== Requirement 1 ==
Reproduce the passage on Git fetch traffic and HTTP caching word for word, in its entirety.

== Given passage ==
========================================================================

Replace <sha> with the commit SHA you want to travel back to, and <branch> with the branch you are currently on. Inspecting HTTP traffic between our client and server, we are met by a familiar couple of log lines:

  
      GET http://localhost:6084/varnishcache/varnish-cache.git/info/refs?service=git-upload-pack HTTP/1.1
POST http://localhost:6084/varnishcache/varnish-cache.git/git-upload-pack HTTP/1.1

The same two requests we saw for Git clone are being used to fetch the latest changes from the repository. If we inspect the request body though, the content is quite different:

  
      00a4want 51a117587524cbdd59e43567e6cbd5a76e6a39ff (capabilities omitted)
0000
0032have 8282cff4b31dce12e100d4d6c78d30b1f4689dd3
0032have be83e3dae8265fdc4c91f11d5778b20ceb4e2479
0032have 7d46abdf9c5a3f119f645c8de6d87efffe3889b8
0032have 66e26fc5b617b13f77f425a8e1674f43596b6f5f
- - ✂ - -

The first line is the client saying what it wants, and the subsequent lines signal which commits it already has. When the repository receives this message, it will find the commit the client wants and search back through the history until it finds a commit the client has. All the commits in-between are wrapped into a single packfile and sent to the client.

Unless your local repository is either tiny or very outdated, fetch operations will be much faster than the initial clone. But each fetch operation still consumes a bit of CPU to complete on the repository side, and if you are self-hosting a busy Git server, you may already have experienced load-related issues.

Git Caching

Okay, now that we understand how Git clone and Git fetch works, we can finally talk about how to implement caching at the HTTP level.

Let's get /info/refs?service=git-upload-pack out of the way first. Caching the response to this request for any significant amount of time would lead to issues. Pipelines could end up either failing or working on old code, and developers would not see the changes you just pushed. We can probably cache it for a handful of milliseconds to reap the benefits of request coalescing, but any more than that is likely to cause issues. Make it tunable and everyone’s happy :)

========================================================================

== Provided material ==
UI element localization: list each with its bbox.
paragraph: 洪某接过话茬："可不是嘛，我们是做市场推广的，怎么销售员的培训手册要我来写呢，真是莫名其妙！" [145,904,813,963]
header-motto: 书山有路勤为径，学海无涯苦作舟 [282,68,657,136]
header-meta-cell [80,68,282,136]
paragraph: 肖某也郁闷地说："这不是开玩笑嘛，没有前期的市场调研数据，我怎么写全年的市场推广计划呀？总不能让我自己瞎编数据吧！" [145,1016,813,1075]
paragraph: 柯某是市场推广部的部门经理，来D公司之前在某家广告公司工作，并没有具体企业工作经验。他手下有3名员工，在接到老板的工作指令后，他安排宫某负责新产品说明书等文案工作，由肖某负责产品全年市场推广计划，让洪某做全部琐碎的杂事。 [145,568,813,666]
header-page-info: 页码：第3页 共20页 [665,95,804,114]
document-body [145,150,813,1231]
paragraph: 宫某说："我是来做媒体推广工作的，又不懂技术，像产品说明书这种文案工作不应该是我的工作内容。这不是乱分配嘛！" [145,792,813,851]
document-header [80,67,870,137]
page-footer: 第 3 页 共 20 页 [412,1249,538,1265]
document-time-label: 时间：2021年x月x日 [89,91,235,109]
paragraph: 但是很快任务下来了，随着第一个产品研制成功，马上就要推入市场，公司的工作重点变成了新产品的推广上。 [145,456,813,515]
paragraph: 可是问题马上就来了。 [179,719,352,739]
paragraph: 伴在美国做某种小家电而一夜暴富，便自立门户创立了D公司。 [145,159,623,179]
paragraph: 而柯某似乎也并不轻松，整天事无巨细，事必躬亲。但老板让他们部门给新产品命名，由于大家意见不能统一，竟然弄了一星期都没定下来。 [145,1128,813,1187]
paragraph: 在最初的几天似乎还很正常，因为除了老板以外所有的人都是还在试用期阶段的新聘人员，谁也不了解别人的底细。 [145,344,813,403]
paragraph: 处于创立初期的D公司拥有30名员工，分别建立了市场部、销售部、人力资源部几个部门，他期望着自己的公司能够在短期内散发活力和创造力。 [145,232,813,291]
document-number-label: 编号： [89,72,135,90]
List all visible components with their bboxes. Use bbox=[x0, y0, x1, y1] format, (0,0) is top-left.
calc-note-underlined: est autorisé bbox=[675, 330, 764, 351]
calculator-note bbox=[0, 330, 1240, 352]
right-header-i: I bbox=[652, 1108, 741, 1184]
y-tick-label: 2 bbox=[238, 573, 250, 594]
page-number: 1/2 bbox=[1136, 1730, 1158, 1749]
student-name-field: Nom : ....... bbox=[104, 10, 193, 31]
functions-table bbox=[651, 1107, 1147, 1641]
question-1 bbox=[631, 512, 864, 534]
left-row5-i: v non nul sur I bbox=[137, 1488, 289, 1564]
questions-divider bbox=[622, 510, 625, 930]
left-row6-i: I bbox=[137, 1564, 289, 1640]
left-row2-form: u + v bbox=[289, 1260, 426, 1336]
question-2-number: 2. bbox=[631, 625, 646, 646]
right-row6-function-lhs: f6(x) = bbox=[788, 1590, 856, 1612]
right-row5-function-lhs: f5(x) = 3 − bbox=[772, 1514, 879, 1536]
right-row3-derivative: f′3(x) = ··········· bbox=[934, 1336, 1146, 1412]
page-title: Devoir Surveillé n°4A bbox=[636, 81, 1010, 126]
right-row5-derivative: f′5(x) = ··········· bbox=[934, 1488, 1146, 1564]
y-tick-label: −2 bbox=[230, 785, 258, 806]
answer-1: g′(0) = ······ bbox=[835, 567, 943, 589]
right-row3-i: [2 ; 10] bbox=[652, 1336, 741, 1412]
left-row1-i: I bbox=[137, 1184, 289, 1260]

========================================================================

== Requirement 2 ==
Write out everything in the records from the very start down to the line containing "page-number: 1/2 bbox=[1136, 1730, 1158, 1749]", including both of those lines.

== Correct response 1 ==
Replace <sha> with the commit SHA you want to travel back to, and <branch> with the branch you are currently on. Inspecting HTTP traffic between our client and server, we are met by a familiar couple of log lines:

  
      GET http://localhost:6084/varnishcache/varnish-cache.git/info/refs?service=git-upload-pack HTTP/1.1
POST http://localhost:6084/varnishcache/varnish-cache.git/git-upload-pack HTTP/1.1

The same two requests we saw for Git clone are being used to fetch the latest changes from the repository. If we inspect the request body though, the content is quite different:

  
      00a4want 51a117587524cbdd59e43567e6cbd5a76e6a39ff (capabilities omitted)
0000
0032have 8282cff4b31dce12e100d4d6c78d30b1f4689dd3
0032have be83e3dae8265fdc4c91f11d5778b20ceb4e2479
0032have 7d46abdf9c5a3f119f645c8de6d87efffe3889b8
0032have 66e26fc5b617b13f77f425a8e1674f43596b6f5f
- - ✂ - -

The first line is the client saying what it wants, and the subsequent lines signal which commits it already has. When the repository receives this message, it will find the commit the client wants and search back through the history until it finds a commit the client has. All the commits in-between are wrapped into a single packfile and sent to the client.

Unless your local repository is either tiny or very outdated, fetch operations will be much faster than the initial clone. But each fetch operation still consumes a bit of CPU to complete on the repository side, and if you are self-hosting a busy Git server, you may already have experienced load-related issues.

Git Caching

Okay, now that we understand how Git clone and Git fetch works, we can finally talk about how to implement caching at the HTTP level.

Let's get /info/refs?service=git-upload-pack out of the way first. Caching the response to this request for any significant amount of time would lead to issues. Pipelines could end up either failing or working on old code, and developers would not see the changes you just pushed. We can probably cache it for a handful of milliseconds to reap the benefits of request coalescing, but any more than that is likely to cause issues. Make it tunable and everyone’s happy :)

== Correct response 2 ==
UI element localization: list each with its bbox.
paragraph: 洪某接过话茬："可不是嘛，我们是做市场推广的，怎么销售员的培训手册要我来写呢，真是莫名其妙！" [145,904,813,963]
header-motto: 书山有路勤为径，学海无涯苦作舟 [282,68,657,136]
header-meta-cell [80,68,282,136]
paragraph: 肖某也郁闷地说："这不是开玩笑嘛，没有前期的市场调研数据，我怎么写全年的市场推广计划呀？总不能让我自己瞎编数据吧！" [145,1016,813,1075]
paragraph: 柯某是市场推广部的部门经理，来D公司之前在某家广告公司工作，并没有具体企业工作经验。他手下有3名员工，在接到老板的工作指令后，他安排宫某负责新产品说明书等文案工作，由肖某负责产品全年市场推广计划，让洪某做全部琐碎的杂事。 [145,568,813,666]
header-page-info: 页码：第3页 共20页 [665,95,804,114]
document-body [145,150,813,1231]
paragraph: 宫某说："我是来做媒体推广工作的，又不懂技术，像产品说明书这种文案工作不应该是我的工作内容。这不是乱分配嘛！" [145,792,813,851]
document-header [80,67,870,137]
page-footer: 第 3 页 共 20 页 [412,1249,538,1265]
document-time-label: 时间：2021年x月x日 [89,91,235,109]
paragraph: 但是很快任务下来了，随着第一个产品研制成功，马上就要推入市场，公司的工作重点变成了新产品的推广上。 [145,456,813,515]
paragraph: 可是问题马上就来了。 [179,719,352,739]
paragraph: 伴在美国做某种小家电而一夜暴富，便自立门户创立了D公司。 [145,159,623,179]
paragraph: 而柯某似乎也并不轻松，整天事无巨细，事必躬亲。但老板让他们部门给新产品命名，由于大家意见不能统一，竟然弄了一星期都没定下来。 [145,1128,813,1187]
paragraph: 在最初的几天似乎还很正常，因为除了老板以外所有的人都是还在试用期阶段的新聘人员，谁也不了解别人的底细。 [145,344,813,403]
paragraph: 处于创立初期的D公司拥有30名员工，分别建立了市场部、销售部、人力资源部几个部门，他期望着自己的公司能够在短期内散发活力和创造力。 [145,232,813,291]
document-number-label: 编号： [89,72,135,90]
List all visible components with their bboxes. Use bbox=[x0, y0, x1, y1] format, (0,0) is top-left.
calc-note-underlined: est autorisé bbox=[675, 330, 764, 351]
calculator-note bbox=[0, 330, 1240, 352]
right-header-i: I bbox=[652, 1108, 741, 1184]
y-tick-label: 2 bbox=[238, 573, 250, 594]
page-number: 1/2 bbox=[1136, 1730, 1158, 1749]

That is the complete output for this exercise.